>> begin Listing

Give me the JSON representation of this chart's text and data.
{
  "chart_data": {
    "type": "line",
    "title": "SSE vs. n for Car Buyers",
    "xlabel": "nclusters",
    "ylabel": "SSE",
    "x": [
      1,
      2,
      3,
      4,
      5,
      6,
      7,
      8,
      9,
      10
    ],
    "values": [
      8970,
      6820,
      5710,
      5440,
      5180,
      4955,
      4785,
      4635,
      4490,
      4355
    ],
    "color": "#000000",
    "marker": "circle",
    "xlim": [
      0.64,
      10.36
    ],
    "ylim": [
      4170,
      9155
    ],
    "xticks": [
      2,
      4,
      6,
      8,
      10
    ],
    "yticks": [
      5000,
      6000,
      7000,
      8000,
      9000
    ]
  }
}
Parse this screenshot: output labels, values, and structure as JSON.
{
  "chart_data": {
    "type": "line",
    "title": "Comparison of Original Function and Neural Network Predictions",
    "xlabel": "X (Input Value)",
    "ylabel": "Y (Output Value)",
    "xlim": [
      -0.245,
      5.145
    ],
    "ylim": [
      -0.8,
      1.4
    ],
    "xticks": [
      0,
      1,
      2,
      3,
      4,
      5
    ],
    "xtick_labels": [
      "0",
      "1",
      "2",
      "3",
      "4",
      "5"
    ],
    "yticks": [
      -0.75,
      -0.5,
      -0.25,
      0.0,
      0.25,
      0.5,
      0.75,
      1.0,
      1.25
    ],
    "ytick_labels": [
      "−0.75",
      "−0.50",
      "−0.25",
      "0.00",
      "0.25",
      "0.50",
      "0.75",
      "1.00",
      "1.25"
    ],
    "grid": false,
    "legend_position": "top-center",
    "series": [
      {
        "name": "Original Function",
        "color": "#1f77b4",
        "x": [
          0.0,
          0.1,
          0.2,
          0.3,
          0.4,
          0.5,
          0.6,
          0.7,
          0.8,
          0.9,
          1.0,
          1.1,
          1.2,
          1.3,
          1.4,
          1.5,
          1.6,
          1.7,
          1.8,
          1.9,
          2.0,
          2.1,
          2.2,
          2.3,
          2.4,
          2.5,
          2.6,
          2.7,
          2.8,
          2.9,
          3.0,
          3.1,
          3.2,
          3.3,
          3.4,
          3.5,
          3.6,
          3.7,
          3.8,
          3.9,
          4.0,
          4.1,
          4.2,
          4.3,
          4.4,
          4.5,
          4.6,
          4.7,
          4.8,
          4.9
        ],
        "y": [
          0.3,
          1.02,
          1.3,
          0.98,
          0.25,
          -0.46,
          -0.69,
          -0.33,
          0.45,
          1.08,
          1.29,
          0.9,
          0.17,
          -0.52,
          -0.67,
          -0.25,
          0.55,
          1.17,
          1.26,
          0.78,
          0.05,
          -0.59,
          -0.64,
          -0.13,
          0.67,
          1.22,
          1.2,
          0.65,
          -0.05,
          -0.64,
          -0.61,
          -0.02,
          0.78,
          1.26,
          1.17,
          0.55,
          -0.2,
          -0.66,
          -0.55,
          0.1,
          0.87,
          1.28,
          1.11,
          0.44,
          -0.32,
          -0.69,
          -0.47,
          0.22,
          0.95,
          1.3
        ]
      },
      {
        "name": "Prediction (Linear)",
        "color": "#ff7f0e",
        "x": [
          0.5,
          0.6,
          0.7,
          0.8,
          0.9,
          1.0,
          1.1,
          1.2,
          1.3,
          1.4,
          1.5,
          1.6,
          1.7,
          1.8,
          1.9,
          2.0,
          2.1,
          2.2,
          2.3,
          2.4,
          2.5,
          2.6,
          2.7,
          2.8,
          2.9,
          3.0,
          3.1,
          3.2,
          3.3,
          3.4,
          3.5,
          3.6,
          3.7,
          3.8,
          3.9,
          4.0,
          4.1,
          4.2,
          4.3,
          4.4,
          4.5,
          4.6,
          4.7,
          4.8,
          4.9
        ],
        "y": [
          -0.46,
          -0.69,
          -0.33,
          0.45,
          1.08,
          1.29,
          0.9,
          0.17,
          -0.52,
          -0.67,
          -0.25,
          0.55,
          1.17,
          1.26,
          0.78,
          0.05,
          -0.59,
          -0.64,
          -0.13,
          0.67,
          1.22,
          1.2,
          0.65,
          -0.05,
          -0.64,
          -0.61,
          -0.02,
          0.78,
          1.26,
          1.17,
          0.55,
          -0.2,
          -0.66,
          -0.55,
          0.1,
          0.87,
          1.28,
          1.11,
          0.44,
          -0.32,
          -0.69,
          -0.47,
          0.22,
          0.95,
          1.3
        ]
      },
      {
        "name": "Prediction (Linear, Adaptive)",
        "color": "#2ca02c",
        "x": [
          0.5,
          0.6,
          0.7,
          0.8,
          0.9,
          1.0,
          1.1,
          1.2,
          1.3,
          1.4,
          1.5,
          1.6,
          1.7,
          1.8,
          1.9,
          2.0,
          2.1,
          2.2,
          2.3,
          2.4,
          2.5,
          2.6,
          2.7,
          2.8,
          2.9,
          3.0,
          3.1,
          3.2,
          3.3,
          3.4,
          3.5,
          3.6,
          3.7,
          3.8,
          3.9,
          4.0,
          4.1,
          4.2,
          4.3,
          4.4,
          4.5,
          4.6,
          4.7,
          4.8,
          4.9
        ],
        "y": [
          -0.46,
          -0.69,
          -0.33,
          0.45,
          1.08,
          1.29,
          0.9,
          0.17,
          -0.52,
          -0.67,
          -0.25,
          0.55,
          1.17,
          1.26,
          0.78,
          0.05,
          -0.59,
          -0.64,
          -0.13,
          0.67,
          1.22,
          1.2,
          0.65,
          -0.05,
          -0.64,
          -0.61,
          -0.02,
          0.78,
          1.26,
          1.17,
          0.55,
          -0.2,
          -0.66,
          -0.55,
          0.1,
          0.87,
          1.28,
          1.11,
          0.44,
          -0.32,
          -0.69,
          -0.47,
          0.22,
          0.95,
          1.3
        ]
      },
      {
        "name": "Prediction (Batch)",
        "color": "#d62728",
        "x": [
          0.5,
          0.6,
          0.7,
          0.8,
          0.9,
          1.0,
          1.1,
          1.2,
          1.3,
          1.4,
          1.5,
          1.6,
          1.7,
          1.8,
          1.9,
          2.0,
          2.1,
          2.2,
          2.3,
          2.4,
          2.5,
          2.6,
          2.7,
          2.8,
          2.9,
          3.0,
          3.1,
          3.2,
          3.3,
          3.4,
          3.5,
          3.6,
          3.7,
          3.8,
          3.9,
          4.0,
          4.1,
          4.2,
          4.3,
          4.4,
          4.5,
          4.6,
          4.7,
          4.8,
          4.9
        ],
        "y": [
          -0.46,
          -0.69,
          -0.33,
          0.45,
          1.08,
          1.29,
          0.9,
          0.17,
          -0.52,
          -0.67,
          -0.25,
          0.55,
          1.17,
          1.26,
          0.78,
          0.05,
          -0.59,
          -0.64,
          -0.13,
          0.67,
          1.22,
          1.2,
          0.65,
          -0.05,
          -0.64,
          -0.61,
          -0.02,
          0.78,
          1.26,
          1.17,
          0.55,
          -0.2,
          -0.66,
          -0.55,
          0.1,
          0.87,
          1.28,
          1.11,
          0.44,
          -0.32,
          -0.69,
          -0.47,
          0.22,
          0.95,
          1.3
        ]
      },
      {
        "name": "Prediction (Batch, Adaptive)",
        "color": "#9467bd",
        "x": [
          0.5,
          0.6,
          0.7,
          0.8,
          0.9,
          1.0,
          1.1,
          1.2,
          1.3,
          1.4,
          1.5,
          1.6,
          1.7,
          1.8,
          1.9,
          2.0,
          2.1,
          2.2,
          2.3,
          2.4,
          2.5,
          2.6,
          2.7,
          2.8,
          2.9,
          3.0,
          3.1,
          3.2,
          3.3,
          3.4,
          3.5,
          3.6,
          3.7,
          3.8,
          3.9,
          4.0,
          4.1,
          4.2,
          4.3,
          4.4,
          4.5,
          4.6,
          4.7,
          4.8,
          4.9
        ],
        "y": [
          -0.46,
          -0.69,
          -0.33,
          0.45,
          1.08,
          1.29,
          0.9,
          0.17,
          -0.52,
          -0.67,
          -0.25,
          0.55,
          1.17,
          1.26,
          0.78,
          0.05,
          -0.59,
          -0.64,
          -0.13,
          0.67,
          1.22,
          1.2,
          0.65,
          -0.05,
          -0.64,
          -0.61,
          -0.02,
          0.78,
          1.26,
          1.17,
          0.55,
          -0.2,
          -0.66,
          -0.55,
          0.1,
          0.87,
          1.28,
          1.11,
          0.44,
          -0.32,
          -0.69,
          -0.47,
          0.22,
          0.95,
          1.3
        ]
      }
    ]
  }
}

>> end Listing

Given problem:
Using the records above, copy every line that has the word "color" in it.

Task answer:
    "color": "#000000",
        "color": "#1f77b4",
        "color": "#ff7f0e",
        "color": "#2ca02c",
        "color": "#d62728",
        "color": "#9467bd",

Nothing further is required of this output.